**Written exercise**
Go through the records underneath and write each one out again exactly.

(Lines of data)
==========
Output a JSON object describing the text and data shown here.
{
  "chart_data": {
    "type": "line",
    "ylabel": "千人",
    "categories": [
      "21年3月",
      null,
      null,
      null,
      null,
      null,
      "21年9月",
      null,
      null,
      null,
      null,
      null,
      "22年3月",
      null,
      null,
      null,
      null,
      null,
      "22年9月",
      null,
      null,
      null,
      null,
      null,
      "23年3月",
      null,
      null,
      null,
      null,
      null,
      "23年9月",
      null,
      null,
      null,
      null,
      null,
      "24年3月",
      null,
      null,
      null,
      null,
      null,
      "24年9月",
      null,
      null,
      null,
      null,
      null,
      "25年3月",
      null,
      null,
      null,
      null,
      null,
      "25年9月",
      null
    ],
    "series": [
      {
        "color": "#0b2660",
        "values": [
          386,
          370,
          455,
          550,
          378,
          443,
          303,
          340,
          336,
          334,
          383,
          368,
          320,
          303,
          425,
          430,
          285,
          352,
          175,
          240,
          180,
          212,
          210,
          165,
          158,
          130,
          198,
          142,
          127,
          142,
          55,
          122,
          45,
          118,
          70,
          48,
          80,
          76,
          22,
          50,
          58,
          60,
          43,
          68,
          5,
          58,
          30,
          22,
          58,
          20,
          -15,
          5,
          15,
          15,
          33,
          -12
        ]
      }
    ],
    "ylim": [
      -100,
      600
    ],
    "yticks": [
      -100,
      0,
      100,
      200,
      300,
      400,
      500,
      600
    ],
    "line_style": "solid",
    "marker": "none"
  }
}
==========
**Result**
Output a JSON object describing the text and data shown here.
{
  "chart_data": {
    "type": "line",
    "ylabel": "千人",
    "categories": [
      "21年3月",
      null,
      null,
      null,
      null,
      null,
      "21年9月",
      null,
      null,
      null,
      null,
      null,
      "22年3月",
      null,
      null,
      null,
      null,
      null,
      "22年9月",
      null,
      null,
      null,
      null,
      null,
      "23年3月",
      null,
      null,
      null,
      null,
      null,
      "23年9月",
      null,
      null,
      null,
      null,
      null,
      "24年3月",
      null,
      null,
      null,
      null,
      null,
      "24年9月",
      null,
      null,
      null,
      null,
      null,
      "25年3月",
      null,
      null,
      null,
      null,
      null,
      "25年9月",
      null
    ],
    "series": [
      {
        "color": "#0b2660",
        "values": [
          386,
          370,
          455,
          550,
          378,
          443,
          303,
          340,
          336,
          334,
          383,
          368,
          320,
          303,
          425,
          430,
          285,
          352,
          175,
          240,
          180,
          212,
          210,
          165,
          158,
          130,
          198,
          142,
          127,
          142,
          55,
          122,
          45,
          118,
          70,
          48,
          80,
          76,
          22,
          50,
          58,
          60,
          43,
          68,
          5,
          58,
          30,
          22,
          58,
          20,
          -15,
          5,
          15,
          15,
          33,
          -12
        ]
      }
    ],
    "ylim": [
      -100,
      600
    ],
    "yticks": [
      -100,
      0,
      100,
      200,
      300,
      400,
      500,
      600
    ],
    "line_style": "solid",
    "marker": "none"
  }
}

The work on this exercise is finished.